▸ **The records**
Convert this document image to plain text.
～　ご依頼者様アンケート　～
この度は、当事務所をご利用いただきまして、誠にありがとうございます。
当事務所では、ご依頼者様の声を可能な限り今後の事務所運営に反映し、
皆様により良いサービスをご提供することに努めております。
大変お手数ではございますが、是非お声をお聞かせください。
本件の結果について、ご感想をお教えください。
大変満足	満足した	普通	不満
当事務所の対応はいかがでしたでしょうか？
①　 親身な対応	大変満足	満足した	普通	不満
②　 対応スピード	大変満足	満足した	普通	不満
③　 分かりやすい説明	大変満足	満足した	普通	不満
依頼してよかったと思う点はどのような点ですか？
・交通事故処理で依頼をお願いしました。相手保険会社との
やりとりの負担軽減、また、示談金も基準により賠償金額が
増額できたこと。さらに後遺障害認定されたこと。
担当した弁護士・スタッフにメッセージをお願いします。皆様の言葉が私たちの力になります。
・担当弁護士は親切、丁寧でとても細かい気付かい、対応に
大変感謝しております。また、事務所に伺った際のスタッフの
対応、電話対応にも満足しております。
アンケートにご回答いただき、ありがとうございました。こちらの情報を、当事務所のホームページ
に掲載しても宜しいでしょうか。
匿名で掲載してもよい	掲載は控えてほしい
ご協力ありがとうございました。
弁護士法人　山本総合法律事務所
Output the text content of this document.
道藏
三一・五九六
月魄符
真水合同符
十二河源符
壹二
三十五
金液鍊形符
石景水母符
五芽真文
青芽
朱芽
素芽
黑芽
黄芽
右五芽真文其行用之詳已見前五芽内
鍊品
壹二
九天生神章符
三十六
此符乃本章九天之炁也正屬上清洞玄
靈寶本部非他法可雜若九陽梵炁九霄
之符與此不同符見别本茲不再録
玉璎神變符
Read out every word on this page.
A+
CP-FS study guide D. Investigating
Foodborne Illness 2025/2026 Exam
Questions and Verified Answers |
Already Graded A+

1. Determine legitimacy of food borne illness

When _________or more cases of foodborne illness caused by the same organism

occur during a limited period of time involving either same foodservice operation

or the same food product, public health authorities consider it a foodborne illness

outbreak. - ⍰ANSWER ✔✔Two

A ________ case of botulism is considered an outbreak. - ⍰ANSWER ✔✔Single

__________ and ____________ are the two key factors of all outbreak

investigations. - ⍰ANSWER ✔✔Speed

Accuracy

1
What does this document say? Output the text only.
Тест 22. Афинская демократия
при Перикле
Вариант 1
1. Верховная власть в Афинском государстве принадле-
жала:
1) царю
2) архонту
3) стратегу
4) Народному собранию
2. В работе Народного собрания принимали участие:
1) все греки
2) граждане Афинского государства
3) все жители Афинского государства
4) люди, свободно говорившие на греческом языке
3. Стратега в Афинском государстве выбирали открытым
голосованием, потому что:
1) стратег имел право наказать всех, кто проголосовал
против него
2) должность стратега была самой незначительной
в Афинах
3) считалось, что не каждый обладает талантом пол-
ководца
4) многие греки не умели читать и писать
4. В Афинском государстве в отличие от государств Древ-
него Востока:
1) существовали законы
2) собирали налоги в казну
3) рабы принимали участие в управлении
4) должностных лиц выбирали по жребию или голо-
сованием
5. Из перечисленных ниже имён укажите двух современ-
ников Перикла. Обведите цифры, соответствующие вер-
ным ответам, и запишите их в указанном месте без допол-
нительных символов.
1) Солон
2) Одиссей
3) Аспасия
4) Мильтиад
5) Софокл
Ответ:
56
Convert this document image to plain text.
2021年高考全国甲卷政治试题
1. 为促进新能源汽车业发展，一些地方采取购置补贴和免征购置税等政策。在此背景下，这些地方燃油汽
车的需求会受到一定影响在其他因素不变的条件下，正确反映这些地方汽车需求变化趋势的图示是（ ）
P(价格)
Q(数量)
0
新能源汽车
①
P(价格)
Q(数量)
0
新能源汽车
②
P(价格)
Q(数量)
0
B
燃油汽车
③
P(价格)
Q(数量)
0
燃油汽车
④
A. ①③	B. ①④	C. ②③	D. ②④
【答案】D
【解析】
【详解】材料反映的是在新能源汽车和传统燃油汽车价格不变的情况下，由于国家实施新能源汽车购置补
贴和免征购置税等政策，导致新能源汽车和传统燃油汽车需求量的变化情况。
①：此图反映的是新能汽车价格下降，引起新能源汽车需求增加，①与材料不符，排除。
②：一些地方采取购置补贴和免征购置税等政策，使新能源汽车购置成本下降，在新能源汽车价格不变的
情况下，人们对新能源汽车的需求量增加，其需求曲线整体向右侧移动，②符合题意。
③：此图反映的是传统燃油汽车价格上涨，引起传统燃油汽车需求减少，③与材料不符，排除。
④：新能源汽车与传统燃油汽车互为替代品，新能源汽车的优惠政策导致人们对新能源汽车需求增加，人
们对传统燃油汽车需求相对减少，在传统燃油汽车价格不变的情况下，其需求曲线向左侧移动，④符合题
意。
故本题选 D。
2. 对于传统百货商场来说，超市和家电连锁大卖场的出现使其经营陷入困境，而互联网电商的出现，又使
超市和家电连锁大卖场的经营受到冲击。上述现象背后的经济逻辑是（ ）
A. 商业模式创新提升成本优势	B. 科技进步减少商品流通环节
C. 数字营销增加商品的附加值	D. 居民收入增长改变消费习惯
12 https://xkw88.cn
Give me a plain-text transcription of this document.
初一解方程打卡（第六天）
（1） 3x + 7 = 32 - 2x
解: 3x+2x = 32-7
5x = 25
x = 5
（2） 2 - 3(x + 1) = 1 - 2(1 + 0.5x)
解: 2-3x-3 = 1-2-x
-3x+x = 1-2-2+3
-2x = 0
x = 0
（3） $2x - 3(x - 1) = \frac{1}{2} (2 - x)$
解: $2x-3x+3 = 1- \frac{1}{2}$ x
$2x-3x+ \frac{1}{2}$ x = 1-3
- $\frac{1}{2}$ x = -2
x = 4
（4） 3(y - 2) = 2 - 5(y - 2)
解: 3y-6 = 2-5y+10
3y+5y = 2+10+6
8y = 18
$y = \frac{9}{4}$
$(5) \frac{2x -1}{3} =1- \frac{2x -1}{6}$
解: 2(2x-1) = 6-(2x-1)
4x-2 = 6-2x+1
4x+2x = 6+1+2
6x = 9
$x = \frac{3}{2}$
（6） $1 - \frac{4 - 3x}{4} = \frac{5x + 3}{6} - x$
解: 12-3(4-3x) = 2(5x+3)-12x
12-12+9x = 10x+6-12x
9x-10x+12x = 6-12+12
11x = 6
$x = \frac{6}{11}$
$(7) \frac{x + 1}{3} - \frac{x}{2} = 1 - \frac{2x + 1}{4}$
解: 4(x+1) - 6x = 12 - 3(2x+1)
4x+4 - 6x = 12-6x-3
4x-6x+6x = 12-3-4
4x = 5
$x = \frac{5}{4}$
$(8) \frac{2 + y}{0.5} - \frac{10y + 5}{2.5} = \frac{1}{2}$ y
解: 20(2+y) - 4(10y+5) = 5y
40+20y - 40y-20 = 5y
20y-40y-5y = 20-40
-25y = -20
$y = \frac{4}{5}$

▸ **Direction**
Track down every line holding the string "Output" and copy it.

▸ **Exercise answer**
Output the text content of this document.
What does this document say? Output the text only.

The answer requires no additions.